▶ **Extracted material**:
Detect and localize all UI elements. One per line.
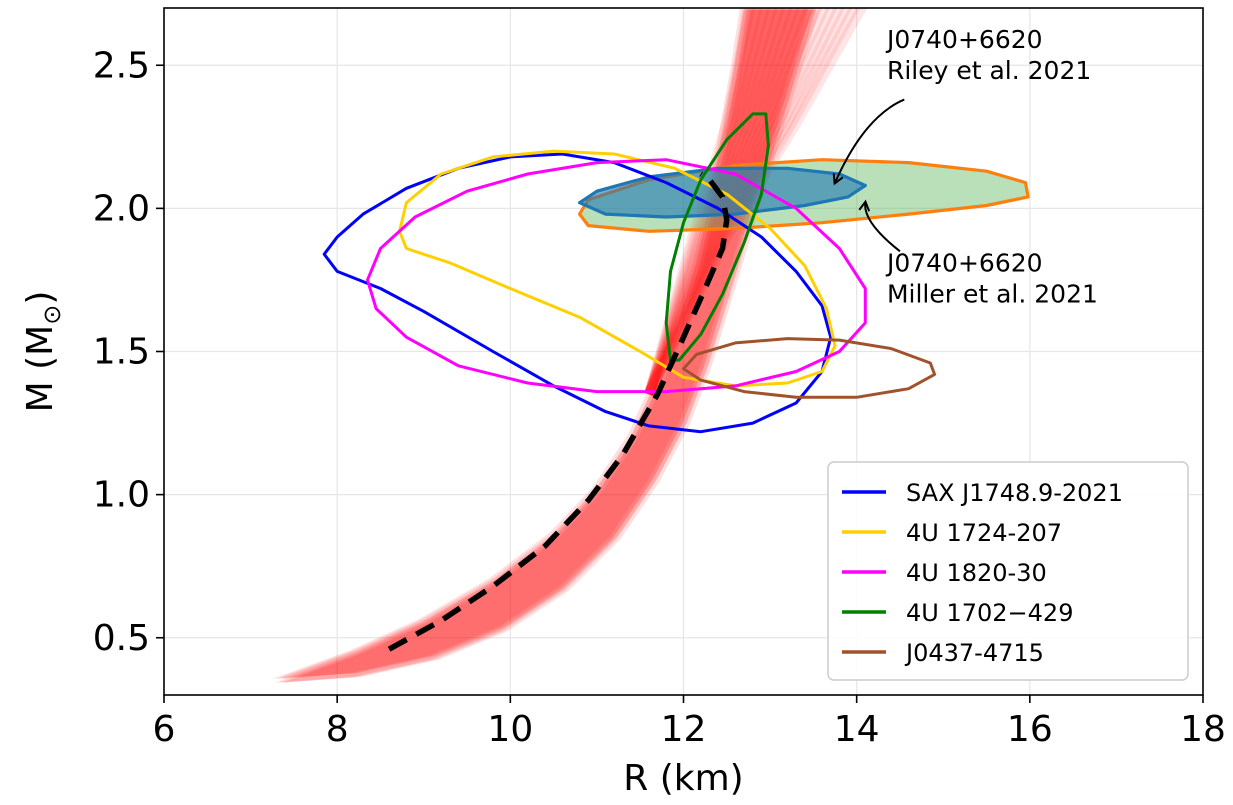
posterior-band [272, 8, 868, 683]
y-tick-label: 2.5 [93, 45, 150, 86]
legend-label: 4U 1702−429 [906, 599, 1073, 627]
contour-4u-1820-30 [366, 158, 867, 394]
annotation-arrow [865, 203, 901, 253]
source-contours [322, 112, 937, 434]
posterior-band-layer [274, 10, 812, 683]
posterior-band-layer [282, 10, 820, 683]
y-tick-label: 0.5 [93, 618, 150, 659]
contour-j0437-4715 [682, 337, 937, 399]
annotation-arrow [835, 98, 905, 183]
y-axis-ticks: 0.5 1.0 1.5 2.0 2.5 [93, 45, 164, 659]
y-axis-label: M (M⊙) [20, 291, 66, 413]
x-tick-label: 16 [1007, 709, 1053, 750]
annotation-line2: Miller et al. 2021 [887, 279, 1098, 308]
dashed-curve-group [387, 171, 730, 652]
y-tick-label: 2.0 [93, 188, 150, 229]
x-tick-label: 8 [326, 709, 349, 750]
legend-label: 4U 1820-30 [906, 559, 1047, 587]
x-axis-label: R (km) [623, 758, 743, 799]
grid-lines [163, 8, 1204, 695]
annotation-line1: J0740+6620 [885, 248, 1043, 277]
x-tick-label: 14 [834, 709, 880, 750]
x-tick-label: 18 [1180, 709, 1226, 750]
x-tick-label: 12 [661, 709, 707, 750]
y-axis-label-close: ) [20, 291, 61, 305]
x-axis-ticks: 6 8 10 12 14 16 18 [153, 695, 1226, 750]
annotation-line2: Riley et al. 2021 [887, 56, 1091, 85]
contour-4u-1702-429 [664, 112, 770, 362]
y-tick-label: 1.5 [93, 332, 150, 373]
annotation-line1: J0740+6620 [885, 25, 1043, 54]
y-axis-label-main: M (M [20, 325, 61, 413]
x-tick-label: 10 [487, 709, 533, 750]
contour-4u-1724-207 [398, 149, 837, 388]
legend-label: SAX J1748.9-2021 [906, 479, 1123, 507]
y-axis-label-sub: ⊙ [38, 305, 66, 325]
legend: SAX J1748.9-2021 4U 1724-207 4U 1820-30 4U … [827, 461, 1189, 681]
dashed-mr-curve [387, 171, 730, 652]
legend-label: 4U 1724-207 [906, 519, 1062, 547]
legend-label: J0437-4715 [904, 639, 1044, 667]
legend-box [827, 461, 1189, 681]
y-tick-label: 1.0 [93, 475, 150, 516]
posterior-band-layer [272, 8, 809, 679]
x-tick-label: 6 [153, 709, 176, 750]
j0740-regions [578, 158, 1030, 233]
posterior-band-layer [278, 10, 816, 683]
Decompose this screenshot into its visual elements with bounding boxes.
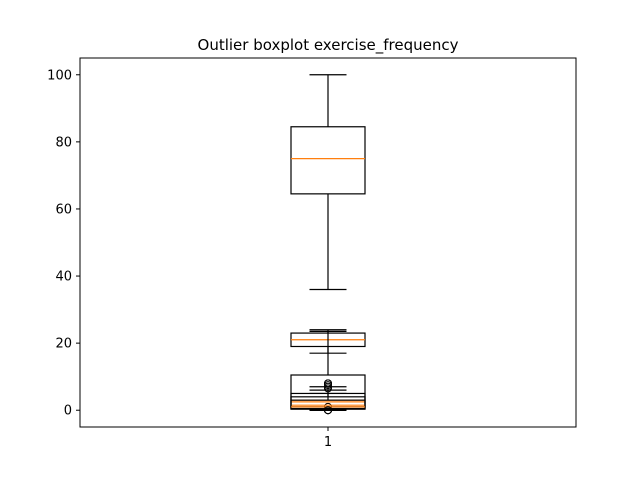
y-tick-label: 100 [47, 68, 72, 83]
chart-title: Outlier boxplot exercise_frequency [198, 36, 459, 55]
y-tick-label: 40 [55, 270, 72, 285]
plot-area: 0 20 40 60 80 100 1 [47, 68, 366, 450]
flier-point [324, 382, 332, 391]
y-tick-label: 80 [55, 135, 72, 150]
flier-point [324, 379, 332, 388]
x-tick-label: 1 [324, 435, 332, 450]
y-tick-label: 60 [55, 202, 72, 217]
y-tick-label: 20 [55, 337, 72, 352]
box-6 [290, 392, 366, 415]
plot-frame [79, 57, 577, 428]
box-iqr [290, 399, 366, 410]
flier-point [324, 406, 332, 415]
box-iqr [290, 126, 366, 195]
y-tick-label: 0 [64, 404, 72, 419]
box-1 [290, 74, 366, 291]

▶ **Request**: Put every line of the data above into a Markdown table with the columns Row and Line, numbering the rows and skipping blank lines. Leave the pictures out.

▶ **Result of the exercise**:
| Row | Line |
|---|---|
| 1 | Detect and localize all UI elements. One per line. |
| 2 | posterior-band [272, 8, 868, 683] |
| 3 | y-tick-label: 2.5 [93, 45, 150, 86] |
| 4 | legend-label: 4U 1702−429 [906, 599, 1073, 627] |
| 5 | contour-4u-1820-30 [366, 158, 867, 394] |
| 6 | annotation-arrow [865, 203, 901, 253] |
| 7 | source-contours [322, 112, 937, 434] |
| 8 | posterior-band-layer [274, 10, 812, 683] |
| 9 | posterior-band-layer [282, 10, 820, 683] |
| 10 | y-tick-label: 0.5 [93, 618, 150, 659] |
| 11 | contour-j0437-4715 [682, 337, 937, 399] |
| 12 | annotation-arrow [835, 98, 905, 183] |
| 13 | y-axis-ticks: 0.5 1.0 1.5 2.0 2.5 [93, 45, 164, 659] |
| 14 | y-axis-label: M (M⊙) [20, 291, 66, 413] |
| 15 | x-tick-label: 16 [1007, 709, 1053, 750] |
| 16 | annotation-line2: Miller et al. 2021 [887, 279, 1098, 308] |
| 17 | dashed-curve-group [387, 171, 730, 652] |
| 18 | y-tick-label: 2.0 [93, 188, 150, 229] |
| 19 | x-tick-label: 8 [326, 709, 349, 750] |
| 20 | legend-label: 4U 1820-30 [906, 559, 1047, 587] |
| 21 | x-axis-label: R (km) [623, 758, 743, 799] |
| 22 | grid-lines [163, 8, 1204, 695] |
| 23 | annotation-line1: J0740+6620 [885, 248, 1043, 277] |
| 24 | x-tick-label: 14 [834, 709, 880, 750] |
| 25 | x-tick-label: 18 [1180, 709, 1226, 750] |
| 26 | x-tick-label: 12 [661, 709, 707, 750] |
| 27 | y-axis-label-close: ) [20, 291, 61, 305] |
| 28 | x-axis-ticks: 6 8 10 12 14 16 18 [153, 695, 1226, 750] |
| 29 | annotation-line2: Riley et al. 2021 [887, 56, 1091, 85] |
| 30 | contour-4u-1702-429 [664, 112, 770, 362] |
| 31 | y-tick-label: 1.5 [93, 332, 150, 373] |
| 32 | annotation-line1: J0740+6620 [885, 25, 1043, 54] |
| 33 | y-axis-label-main: M (M [20, 325, 61, 413] |
| 34 | x-tick-label: 10 [487, 709, 533, 750] |
| 35 | contour-4u-1724-207 [398, 149, 837, 388] |
| 36 | legend-label: SAX J1748.9-2021 [906, 479, 1123, 507] |
| 37 | y-axis-label-sub: ⊙ [38, 305, 66, 325] |
| 38 | legend: SAX J1748.9-2021 4U 1724-207 4U 1820-30 4U … [827, 461, 1189, 681] |
| 39 | dashed-mr-curve [387, 171, 730, 652] |
| 40 | legend-label: 4U 1724-207 [906, 519, 1062, 547] |
| 41 | legend-label: J0437-4715 [904, 639, 1044, 667] |
| 42 | legend-box [827, 461, 1189, 681] |
| 43 | y-tick-label: 1.0 [93, 475, 150, 516] |
| 44 | posterior-band-layer [272, 8, 809, 679] |
| 45 | x-tick-label: 6 [153, 709, 176, 750] |
| 46 | j0740-regions [578, 158, 1030, 233] |
| 47 | posterior-band-layer [278, 10, 816, 683] |
| 48 | Decompose this screenshot into its visual elements with bounding boxes. |
| 49 | y-tick-label: 100 [47, 68, 72, 83] |
| 50 | chart-title: Outlier boxplot exercise_frequency [198, 36, 459, 55] |
| 51 | y-tick-label: 40 [55, 270, 72, 285] |
| 52 | plot-area: 0 20 40 60 80 100 1 [47, 68, 366, 450] |
| 53 | flier-point [324, 382, 332, 391] |
| 54 | y-tick-label: 80 [55, 135, 72, 150] |
| 55 | flier-point [324, 379, 332, 388] |
| 56 | x-tick-label: 1 [324, 435, 332, 450] |
| 57 | y-tick-label: 60 [55, 202, 72, 217] |
| 58 | y-tick-label: 20 [55, 337, 72, 352] |
| 59 | box-6 [290, 392, 366, 415] |
| 60 | plot-frame [79, 57, 577, 428] |
| 61 | box-iqr [290, 399, 366, 410] |
| 62 | flier-point [324, 406, 332, 415] |
| 63 | box-iqr [290, 126, 366, 195] |
| 64 | y-tick-label: 0 [64, 404, 72, 419] |
| 65 | box-1 [290, 74, 366, 291] |